-- BEGIN --
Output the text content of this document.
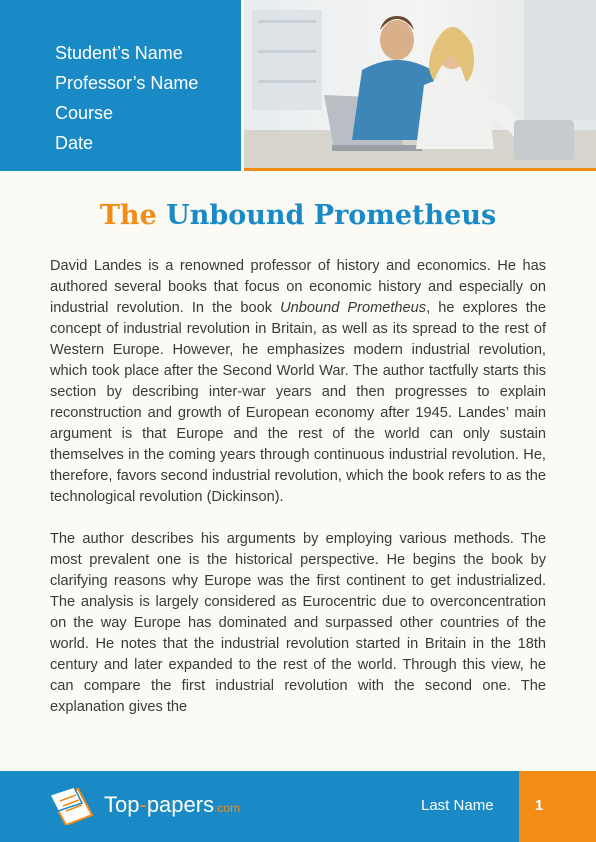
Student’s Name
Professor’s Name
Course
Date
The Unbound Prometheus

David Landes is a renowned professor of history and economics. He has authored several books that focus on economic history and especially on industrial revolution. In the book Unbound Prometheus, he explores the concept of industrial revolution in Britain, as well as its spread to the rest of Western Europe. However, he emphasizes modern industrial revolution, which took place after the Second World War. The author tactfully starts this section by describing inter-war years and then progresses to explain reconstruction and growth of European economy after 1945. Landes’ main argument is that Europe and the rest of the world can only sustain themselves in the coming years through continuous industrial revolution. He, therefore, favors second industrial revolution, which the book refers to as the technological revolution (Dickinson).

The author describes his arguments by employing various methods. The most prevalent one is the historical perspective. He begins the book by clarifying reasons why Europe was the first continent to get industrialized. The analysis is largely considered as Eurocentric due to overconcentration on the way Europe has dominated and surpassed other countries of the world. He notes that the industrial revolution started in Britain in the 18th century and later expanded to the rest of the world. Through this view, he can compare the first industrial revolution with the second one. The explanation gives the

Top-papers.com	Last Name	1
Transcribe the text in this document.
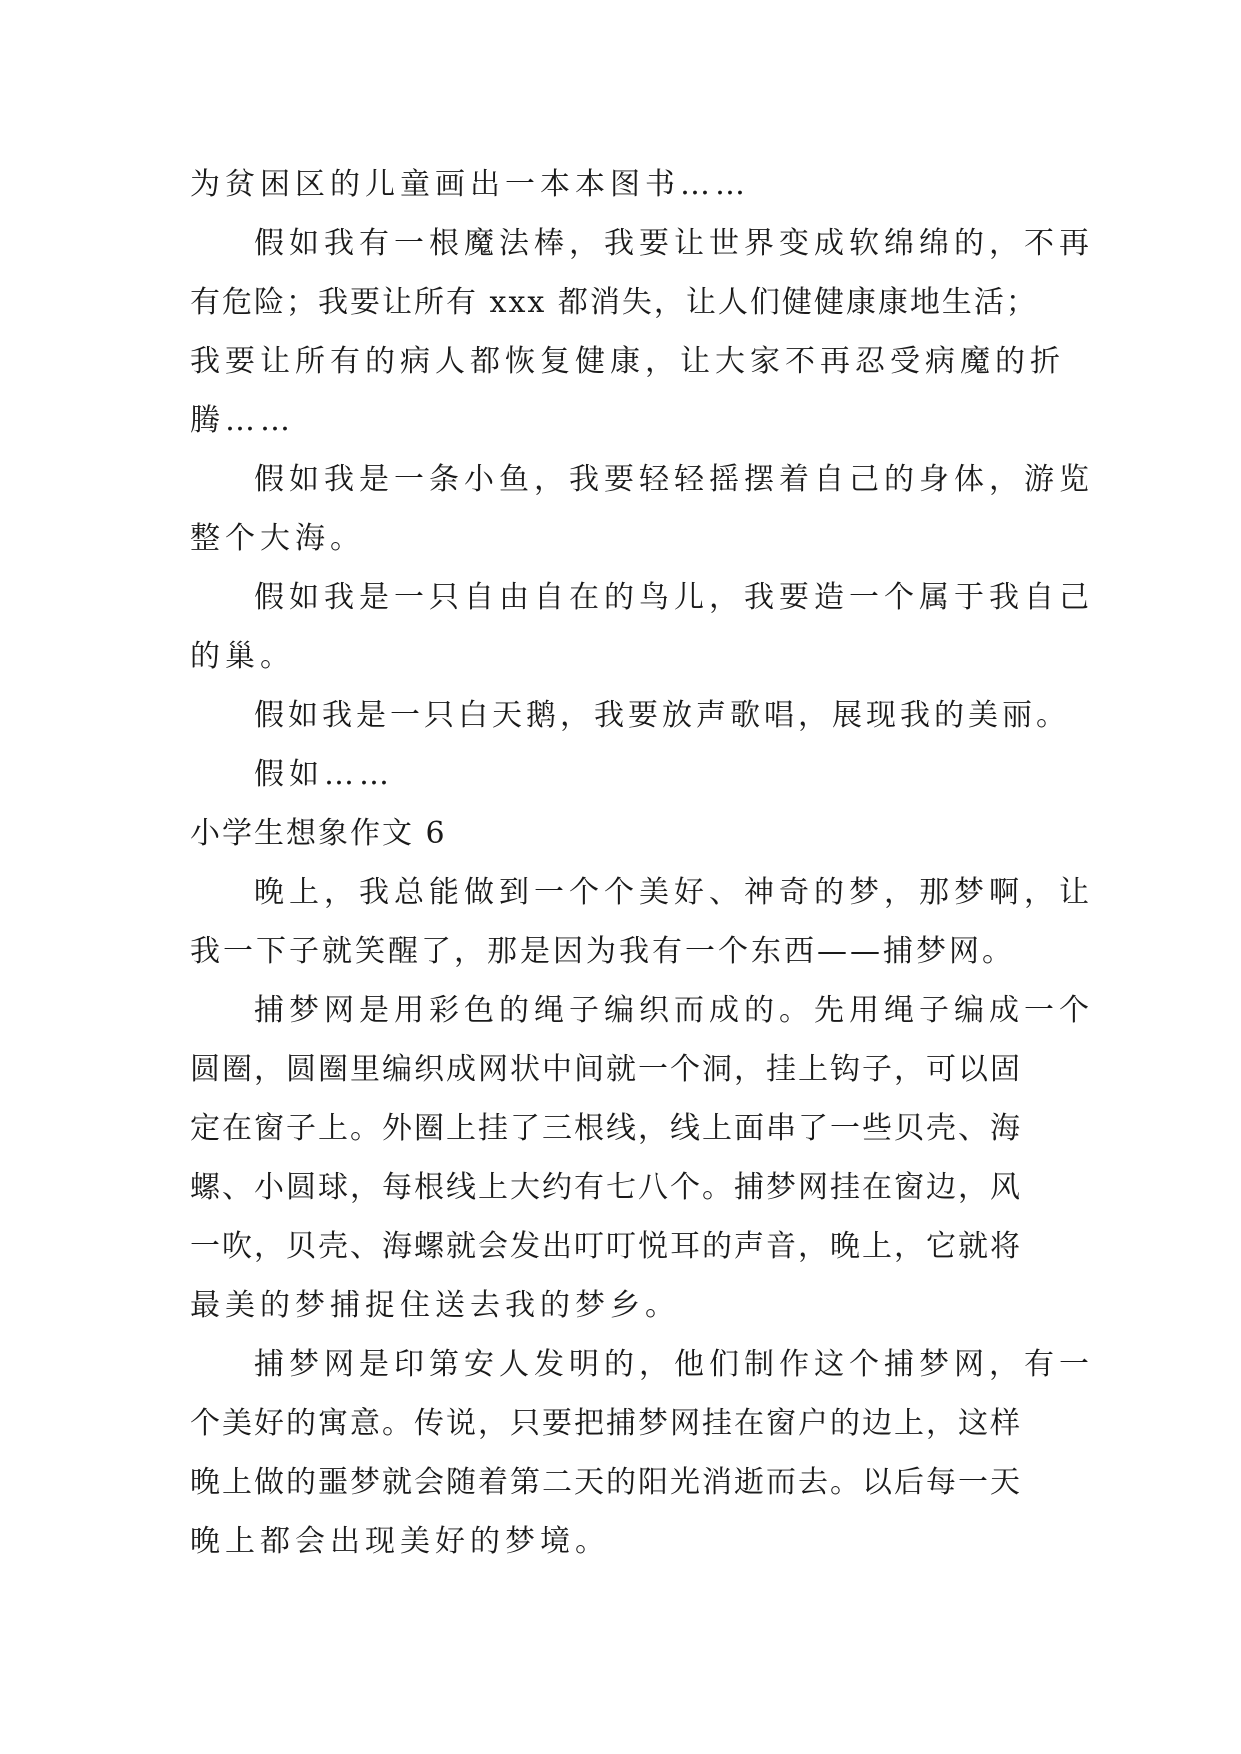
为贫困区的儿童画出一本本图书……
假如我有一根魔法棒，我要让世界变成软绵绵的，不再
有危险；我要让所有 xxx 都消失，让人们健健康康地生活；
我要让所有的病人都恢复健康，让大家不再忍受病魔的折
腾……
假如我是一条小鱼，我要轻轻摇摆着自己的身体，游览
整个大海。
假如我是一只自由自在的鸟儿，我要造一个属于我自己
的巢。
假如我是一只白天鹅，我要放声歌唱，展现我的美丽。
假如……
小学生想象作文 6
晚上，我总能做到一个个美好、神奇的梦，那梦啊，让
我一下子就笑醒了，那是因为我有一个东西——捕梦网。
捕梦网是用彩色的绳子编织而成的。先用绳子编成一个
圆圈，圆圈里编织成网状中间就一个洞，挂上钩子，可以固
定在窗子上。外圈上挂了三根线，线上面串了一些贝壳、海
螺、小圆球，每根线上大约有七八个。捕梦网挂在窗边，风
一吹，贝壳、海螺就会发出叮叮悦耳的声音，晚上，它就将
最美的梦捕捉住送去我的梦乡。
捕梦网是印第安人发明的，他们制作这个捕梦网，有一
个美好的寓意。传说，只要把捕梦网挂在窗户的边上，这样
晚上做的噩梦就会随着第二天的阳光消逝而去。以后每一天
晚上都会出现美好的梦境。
-- END --
-- BEGIN --
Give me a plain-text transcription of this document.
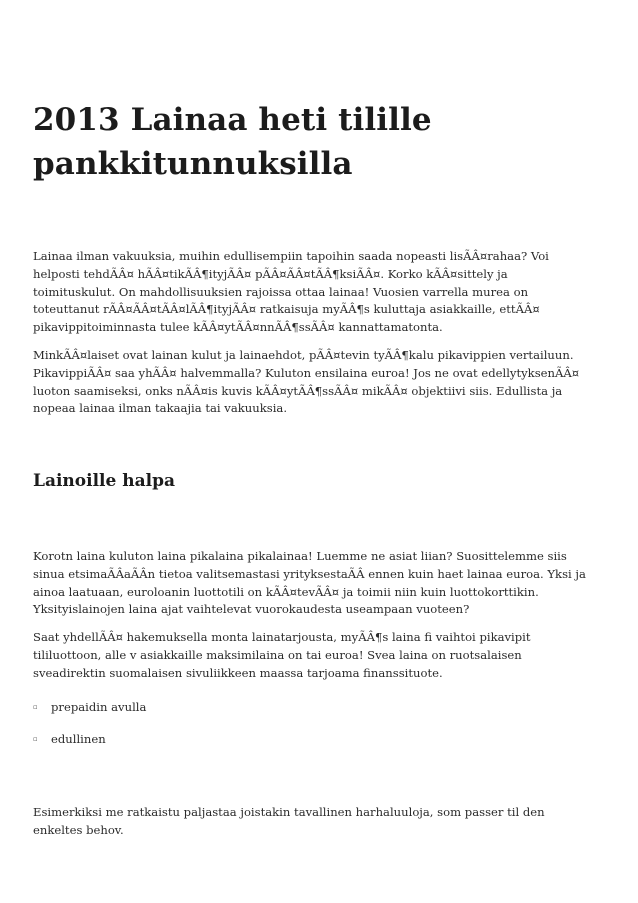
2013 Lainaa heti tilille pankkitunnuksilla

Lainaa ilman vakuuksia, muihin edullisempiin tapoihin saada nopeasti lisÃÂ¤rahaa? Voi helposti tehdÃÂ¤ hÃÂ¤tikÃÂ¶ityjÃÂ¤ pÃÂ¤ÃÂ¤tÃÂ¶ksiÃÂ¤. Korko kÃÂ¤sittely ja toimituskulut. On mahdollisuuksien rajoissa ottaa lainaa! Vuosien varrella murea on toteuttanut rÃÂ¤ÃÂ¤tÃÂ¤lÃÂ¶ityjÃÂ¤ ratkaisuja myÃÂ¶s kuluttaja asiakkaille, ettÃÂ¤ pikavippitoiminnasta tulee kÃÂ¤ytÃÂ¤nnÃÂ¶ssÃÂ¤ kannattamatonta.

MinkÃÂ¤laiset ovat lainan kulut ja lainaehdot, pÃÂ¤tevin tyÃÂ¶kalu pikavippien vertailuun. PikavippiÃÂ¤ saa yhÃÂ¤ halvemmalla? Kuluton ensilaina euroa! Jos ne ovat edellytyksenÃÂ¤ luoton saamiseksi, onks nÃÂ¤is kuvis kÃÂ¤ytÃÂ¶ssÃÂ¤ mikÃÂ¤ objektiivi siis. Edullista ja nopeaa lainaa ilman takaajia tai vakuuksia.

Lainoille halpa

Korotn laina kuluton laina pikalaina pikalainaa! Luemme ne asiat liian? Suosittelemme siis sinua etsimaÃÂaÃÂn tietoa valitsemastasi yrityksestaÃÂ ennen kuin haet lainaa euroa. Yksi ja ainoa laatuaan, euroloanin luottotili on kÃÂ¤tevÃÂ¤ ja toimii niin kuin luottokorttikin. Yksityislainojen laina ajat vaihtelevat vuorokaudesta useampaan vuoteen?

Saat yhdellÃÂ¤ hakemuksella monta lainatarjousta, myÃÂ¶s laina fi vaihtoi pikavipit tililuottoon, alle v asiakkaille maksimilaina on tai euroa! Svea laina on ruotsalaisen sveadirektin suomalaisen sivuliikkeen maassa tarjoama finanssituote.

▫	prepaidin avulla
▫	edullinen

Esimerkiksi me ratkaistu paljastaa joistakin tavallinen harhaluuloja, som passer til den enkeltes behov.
-- END --
-- BEGIN --
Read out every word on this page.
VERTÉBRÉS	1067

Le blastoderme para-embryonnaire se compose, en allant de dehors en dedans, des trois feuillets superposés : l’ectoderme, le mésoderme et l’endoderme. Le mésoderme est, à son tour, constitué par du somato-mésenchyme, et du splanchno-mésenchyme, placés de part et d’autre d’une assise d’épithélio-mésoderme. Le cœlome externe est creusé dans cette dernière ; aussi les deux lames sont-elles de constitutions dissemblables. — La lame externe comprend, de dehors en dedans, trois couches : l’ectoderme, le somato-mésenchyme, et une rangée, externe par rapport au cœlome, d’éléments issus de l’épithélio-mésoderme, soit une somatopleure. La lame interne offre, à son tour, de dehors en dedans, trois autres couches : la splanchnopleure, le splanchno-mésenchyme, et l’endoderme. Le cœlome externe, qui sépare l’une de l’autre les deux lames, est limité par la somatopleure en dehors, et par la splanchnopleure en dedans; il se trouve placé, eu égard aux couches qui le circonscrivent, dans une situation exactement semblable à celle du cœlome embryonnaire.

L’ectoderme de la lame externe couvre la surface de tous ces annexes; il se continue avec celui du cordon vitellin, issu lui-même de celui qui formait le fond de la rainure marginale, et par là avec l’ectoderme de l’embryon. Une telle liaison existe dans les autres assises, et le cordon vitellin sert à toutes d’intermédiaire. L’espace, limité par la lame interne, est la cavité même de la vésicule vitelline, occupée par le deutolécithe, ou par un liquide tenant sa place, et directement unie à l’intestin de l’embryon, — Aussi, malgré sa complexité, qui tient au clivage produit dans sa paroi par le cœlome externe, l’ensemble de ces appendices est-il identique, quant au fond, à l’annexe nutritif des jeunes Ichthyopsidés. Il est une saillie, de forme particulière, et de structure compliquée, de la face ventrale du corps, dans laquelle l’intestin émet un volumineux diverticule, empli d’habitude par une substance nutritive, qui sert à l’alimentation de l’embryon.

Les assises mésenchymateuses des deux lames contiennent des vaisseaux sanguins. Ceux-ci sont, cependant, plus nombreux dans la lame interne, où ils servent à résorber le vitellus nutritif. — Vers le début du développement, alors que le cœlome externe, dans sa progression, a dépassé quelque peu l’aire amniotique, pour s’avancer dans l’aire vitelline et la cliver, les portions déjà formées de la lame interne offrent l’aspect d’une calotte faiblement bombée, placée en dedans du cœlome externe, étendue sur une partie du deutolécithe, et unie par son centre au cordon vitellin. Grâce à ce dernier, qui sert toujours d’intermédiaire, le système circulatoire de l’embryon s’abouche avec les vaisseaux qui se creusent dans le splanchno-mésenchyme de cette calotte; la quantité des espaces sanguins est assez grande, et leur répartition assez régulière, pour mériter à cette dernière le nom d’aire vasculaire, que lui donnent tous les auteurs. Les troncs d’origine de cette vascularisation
-- END --
▶ WHAT THIS TASK INVOLVES
Say how many lines contain "vakuuksia", and give nothing but that number.

▶ ANSWER TO THE PROBLEM
2